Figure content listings
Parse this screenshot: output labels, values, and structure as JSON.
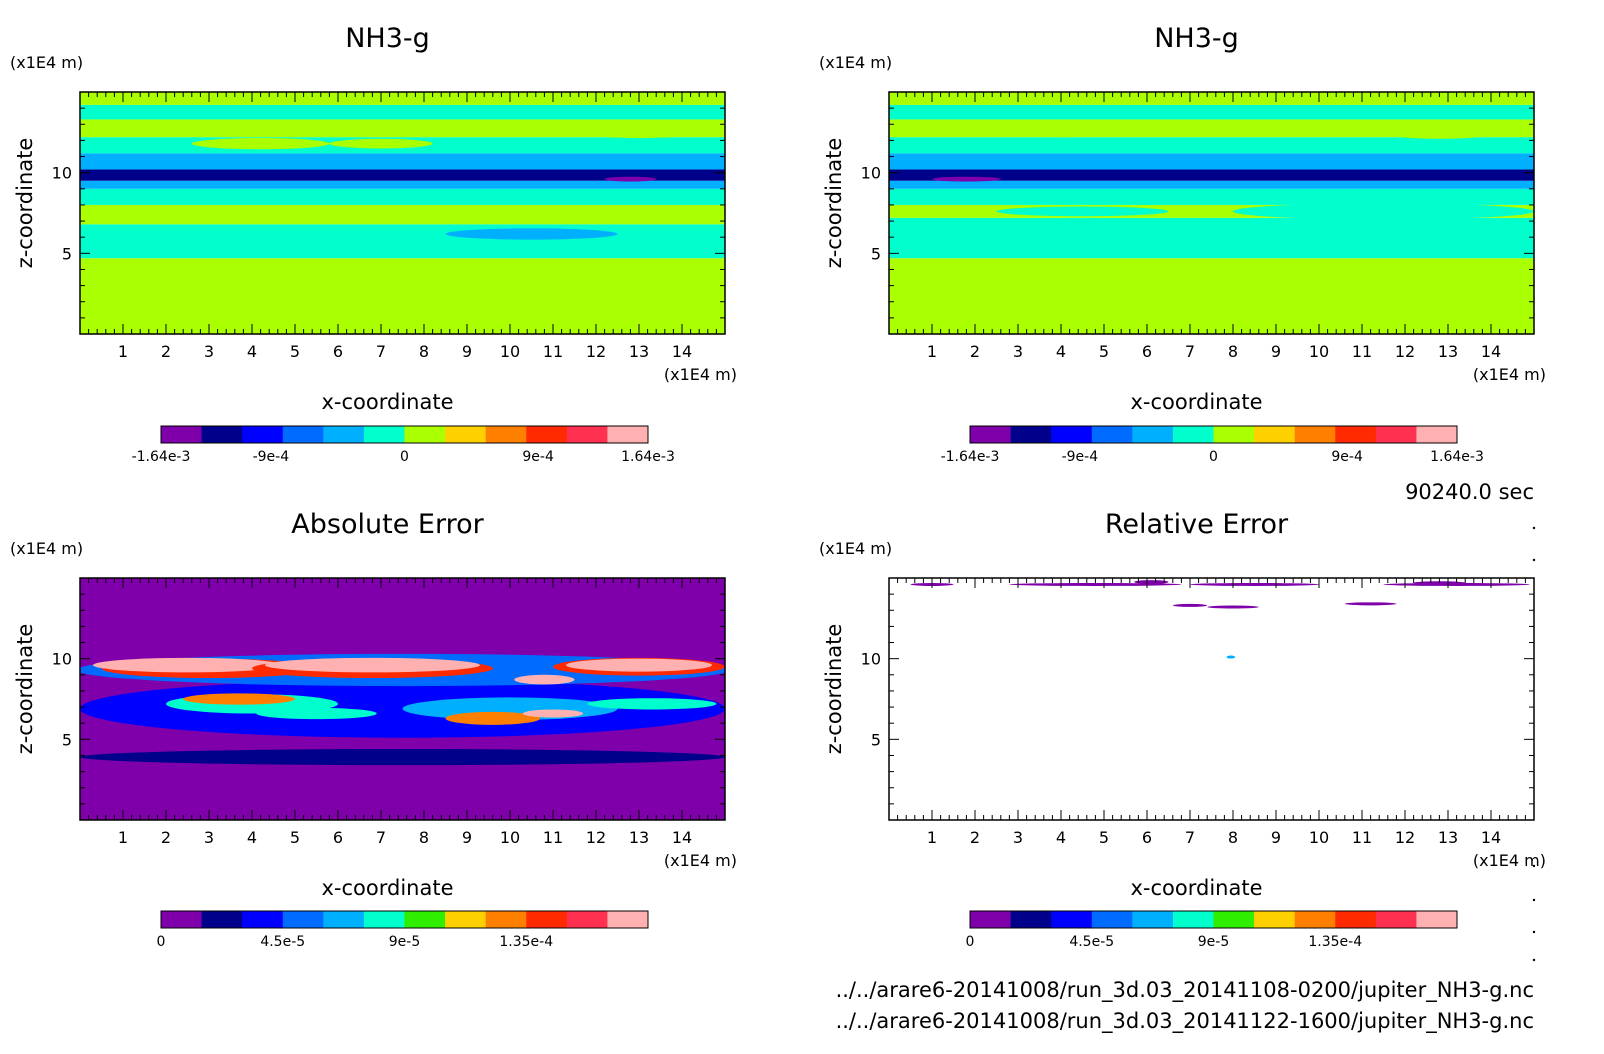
{
  "chart_data": [
    {
      "type": "heatmap",
      "title": "NH3-g",
      "xlabel": "x-coordinate",
      "ylabel": "z-coordinate",
      "x_unit": "(x1E4 m)",
      "y_unit": "(x1E4 m)",
      "xlim": [
        0,
        15
      ],
      "ylim": [
        0,
        15
      ],
      "xticks": [
        "1",
        "2",
        "3",
        "4",
        "5",
        "6",
        "7",
        "8",
        "9",
        "10",
        "11",
        "12",
        "13",
        "14"
      ],
      "yticks": [
        "5",
        "10"
      ],
      "colorbar": {
        "colors": [
          "#7f00aa",
          "#00008a",
          "#0000ff",
          "#006bff",
          "#00b0ff",
          "#00ffcc",
          "#aaff00",
          "#ffd000",
          "#ff8000",
          "#ff2a00",
          "#ff3050",
          "#ffb0b0"
        ],
        "tick_labels": [
          "-1.64e-3",
          "-9e-4",
          "0",
          "9e-4",
          "1.64e-3"
        ],
        "tick_values": [
          -0.00164,
          -0.0009,
          0,
          0.0009,
          0.00164
        ],
        "range": [
          -0.00164,
          0.00164
        ]
      },
      "bands": [
        {
          "z": [
            0,
            4.7
          ],
          "level": 6
        },
        {
          "z": [
            4.7,
            6.8
          ],
          "level": 5
        },
        {
          "z": [
            6.8,
            8.0
          ],
          "level": 6
        },
        {
          "z": [
            8.0,
            9.0
          ],
          "level": 5
        },
        {
          "z": [
            9.0,
            9.5
          ],
          "level": 4
        },
        {
          "z": [
            9.5,
            10.2
          ],
          "level": 1
        },
        {
          "z": [
            10.2,
            11.2
          ],
          "level": 4
        },
        {
          "z": [
            11.2,
            12.2
          ],
          "level": 5
        },
        {
          "z": [
            12.2,
            13.3
          ],
          "level": 6
        },
        {
          "z": [
            13.3,
            14.2
          ],
          "level": 5
        },
        {
          "z": [
            14.2,
            15.0
          ],
          "level": 6
        }
      ],
      "blobs": [
        {
          "x": 10.5,
          "z": 6.2,
          "rx": 2.0,
          "rz": 0.35,
          "level": 4
        },
        {
          "x": 4.2,
          "z": 11.8,
          "rx": 1.6,
          "rz": 0.35,
          "level": 6
        },
        {
          "x": 7.0,
          "z": 11.8,
          "rx": 1.2,
          "rz": 0.3,
          "level": 6
        },
        {
          "x": 13.0,
          "z": 12.5,
          "rx": 1.5,
          "rz": 0.35,
          "level": 6
        },
        {
          "x": 12.8,
          "z": 9.6,
          "rx": 0.6,
          "rz": 0.15,
          "level": 0
        }
      ]
    },
    {
      "type": "heatmap",
      "title": "NH3-g",
      "xlabel": "x-coordinate",
      "ylabel": "z-coordinate",
      "x_unit": "(x1E4 m)",
      "y_unit": "(x1E4 m)",
      "xlim": [
        0,
        15
      ],
      "ylim": [
        0,
        15
      ],
      "xticks": [
        "1",
        "2",
        "3",
        "4",
        "5",
        "6",
        "7",
        "8",
        "9",
        "10",
        "11",
        "12",
        "13",
        "14"
      ],
      "yticks": [
        "5",
        "10"
      ],
      "colorbar": {
        "colors": [
          "#7f00aa",
          "#00008a",
          "#0000ff",
          "#006bff",
          "#00b0ff",
          "#00ffcc",
          "#aaff00",
          "#ffd000",
          "#ff8000",
          "#ff2a00",
          "#ff3050",
          "#ffb0b0"
        ],
        "tick_labels": [
          "-1.64e-3",
          "-9e-4",
          "0",
          "9e-4",
          "1.64e-3"
        ],
        "tick_values": [
          -0.00164,
          -0.0009,
          0,
          0.0009,
          0.00164
        ],
        "range": [
          -0.00164,
          0.00164
        ]
      },
      "bands": [
        {
          "z": [
            0,
            4.7
          ],
          "level": 6
        },
        {
          "z": [
            4.7,
            7.2
          ],
          "level": 5
        },
        {
          "z": [
            7.2,
            8.0
          ],
          "level": 6
        },
        {
          "z": [
            8.0,
            9.0
          ],
          "level": 5
        },
        {
          "z": [
            9.0,
            9.5
          ],
          "level": 4
        },
        {
          "z": [
            9.5,
            10.2
          ],
          "level": 1
        },
        {
          "z": [
            10.2,
            11.2
          ],
          "level": 4
        },
        {
          "z": [
            11.2,
            12.2
          ],
          "level": 5
        },
        {
          "z": [
            12.2,
            13.3
          ],
          "level": 6
        },
        {
          "z": [
            13.3,
            14.2
          ],
          "level": 5
        },
        {
          "z": [
            14.2,
            15.0
          ],
          "level": 6
        }
      ],
      "blobs": [
        {
          "x": 11.5,
          "z": 7.6,
          "rx": 3.5,
          "rz": 0.5,
          "level": 5
        },
        {
          "x": 4.5,
          "z": 7.6,
          "rx": 2.0,
          "rz": 0.3,
          "level": 5
        },
        {
          "x": 1.8,
          "z": 9.6,
          "rx": 0.8,
          "rz": 0.15,
          "level": 0
        },
        {
          "x": 4.0,
          "z": 12.5,
          "rx": 1.6,
          "rz": 0.3,
          "level": 6
        },
        {
          "x": 12.8,
          "z": 12.4,
          "rx": 1.2,
          "rz": 0.3,
          "level": 6
        }
      ]
    },
    {
      "type": "heatmap",
      "title": "Absolute Error",
      "xlabel": "x-coordinate",
      "ylabel": "z-coordinate",
      "x_unit": "(x1E4 m)",
      "y_unit": "(x1E4 m)",
      "xlim": [
        0,
        15
      ],
      "ylim": [
        0,
        15
      ],
      "xticks": [
        "1",
        "2",
        "3",
        "4",
        "5",
        "6",
        "7",
        "8",
        "9",
        "10",
        "11",
        "12",
        "13",
        "14"
      ],
      "yticks": [
        "5",
        "10"
      ],
      "colorbar": {
        "colors": [
          "#7f00aa",
          "#00008a",
          "#0000ff",
          "#006bff",
          "#00b0ff",
          "#00ffcc",
          "#30ee00",
          "#ffd000",
          "#ff8000",
          "#ff2a00",
          "#ff3050",
          "#ffb0b0"
        ],
        "tick_labels": [
          "0",
          "4.5e-5",
          "9e-5",
          "1.35e-4"
        ],
        "tick_values": [
          0,
          4.5e-05,
          9e-05,
          0.000135
        ],
        "range": [
          0,
          0.00018
        ]
      },
      "bands": [
        {
          "z": [
            0,
            15
          ],
          "level": 0
        }
      ],
      "blobs": [
        {
          "x": 7.5,
          "z": 3.9,
          "rx": 7.5,
          "rz": 0.5,
          "level": 1
        },
        {
          "x": 7.5,
          "z": 6.9,
          "rx": 7.5,
          "rz": 1.8,
          "level": 2
        },
        {
          "x": 4.0,
          "z": 7.2,
          "rx": 2.0,
          "rz": 0.6,
          "level": 5
        },
        {
          "x": 3.7,
          "z": 7.5,
          "rx": 1.3,
          "rz": 0.35,
          "level": 8
        },
        {
          "x": 5.5,
          "z": 6.6,
          "rx": 1.4,
          "rz": 0.35,
          "level": 5
        },
        {
          "x": 10.0,
          "z": 6.9,
          "rx": 2.5,
          "rz": 0.7,
          "level": 4
        },
        {
          "x": 9.6,
          "z": 6.3,
          "rx": 1.1,
          "rz": 0.4,
          "level": 8
        },
        {
          "x": 11.0,
          "z": 6.6,
          "rx": 0.7,
          "rz": 0.25,
          "level": 11
        },
        {
          "x": 13.3,
          "z": 7.2,
          "rx": 1.5,
          "rz": 0.35,
          "level": 5
        },
        {
          "x": 7.5,
          "z": 9.3,
          "rx": 7.6,
          "rz": 1.0,
          "level": 3
        },
        {
          "x": 3.0,
          "z": 9.4,
          "rx": 2.5,
          "rz": 0.6,
          "level": 9
        },
        {
          "x": 2.5,
          "z": 9.6,
          "rx": 2.2,
          "rz": 0.45,
          "level": 11
        },
        {
          "x": 6.8,
          "z": 9.4,
          "rx": 2.8,
          "rz": 0.6,
          "level": 9
        },
        {
          "x": 6.8,
          "z": 9.6,
          "rx": 2.5,
          "rz": 0.45,
          "level": 11
        },
        {
          "x": 13.0,
          "z": 9.5,
          "rx": 2.0,
          "rz": 0.55,
          "level": 9
        },
        {
          "x": 13.0,
          "z": 9.6,
          "rx": 1.7,
          "rz": 0.4,
          "level": 11
        },
        {
          "x": 10.8,
          "z": 8.7,
          "rx": 0.7,
          "rz": 0.3,
          "level": 11
        }
      ]
    },
    {
      "type": "heatmap",
      "title": "Relative Error",
      "xlabel": "x-coordinate",
      "ylabel": "z-coordinate",
      "x_unit": "(x1E4 m)",
      "y_unit": "(x1E4 m)",
      "xlim": [
        0,
        15
      ],
      "ylim": [
        0,
        15
      ],
      "xticks": [
        "1",
        "2",
        "3",
        "4",
        "5",
        "6",
        "7",
        "8",
        "9",
        "10",
        "11",
        "12",
        "13",
        "14"
      ],
      "yticks": [
        "5",
        "10"
      ],
      "colorbar": {
        "colors": [
          "#7f00aa",
          "#00008a",
          "#0000ff",
          "#006bff",
          "#00b0ff",
          "#00ffcc",
          "#30ee00",
          "#ffd000",
          "#ff8000",
          "#ff2a00",
          "#ff3050",
          "#ffb0b0"
        ],
        "tick_labels": [
          "0",
          "4.5e-5",
          "9e-5",
          "1.35e-4"
        ],
        "tick_values": [
          0,
          4.5e-05,
          9e-05,
          0.000135
        ],
        "range": [
          0,
          0.00018
        ]
      },
      "bands": [],
      "blobs": [
        {
          "x": 1.0,
          "z": 14.6,
          "rx": 0.5,
          "rz": 0.06,
          "level": 0
        },
        {
          "x": 4.8,
          "z": 14.6,
          "rx": 2.0,
          "rz": 0.06,
          "level": 0
        },
        {
          "x": 8.5,
          "z": 14.6,
          "rx": 1.5,
          "rz": 0.06,
          "level": 0
        },
        {
          "x": 13.2,
          "z": 14.6,
          "rx": 1.7,
          "rz": 0.06,
          "level": 0
        },
        {
          "x": 6.1,
          "z": 14.75,
          "rx": 0.4,
          "rz": 0.12,
          "level": 0
        },
        {
          "x": 12.8,
          "z": 14.7,
          "rx": 0.6,
          "rz": 0.1,
          "level": 0
        },
        {
          "x": 7.0,
          "z": 13.3,
          "rx": 0.4,
          "rz": 0.06,
          "level": 0
        },
        {
          "x": 8.0,
          "z": 13.2,
          "rx": 0.6,
          "rz": 0.06,
          "level": 0
        },
        {
          "x": 11.2,
          "z": 13.4,
          "rx": 0.6,
          "rz": 0.08,
          "level": 0
        },
        {
          "x": 7.95,
          "z": 10.1,
          "rx": 0.1,
          "rz": 0.05,
          "level": 4
        }
      ]
    }
  ],
  "time_label": "90240.0 sec",
  "files": [
    "../../arare6-20141008/run_3d.03_20141108-0200/jupiter_NH3-g.nc",
    "../../arare6-20141008/run_3d.03_20141122-1600/jupiter_NH3-g.nc"
  ]
}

STATED EXERCISE
Search the lines above for the string "Error" and copy each line that has it.

OUTPUT FOR THIS EXERCISE
      "title": "Absolute Error",
      "title": "Relative Error",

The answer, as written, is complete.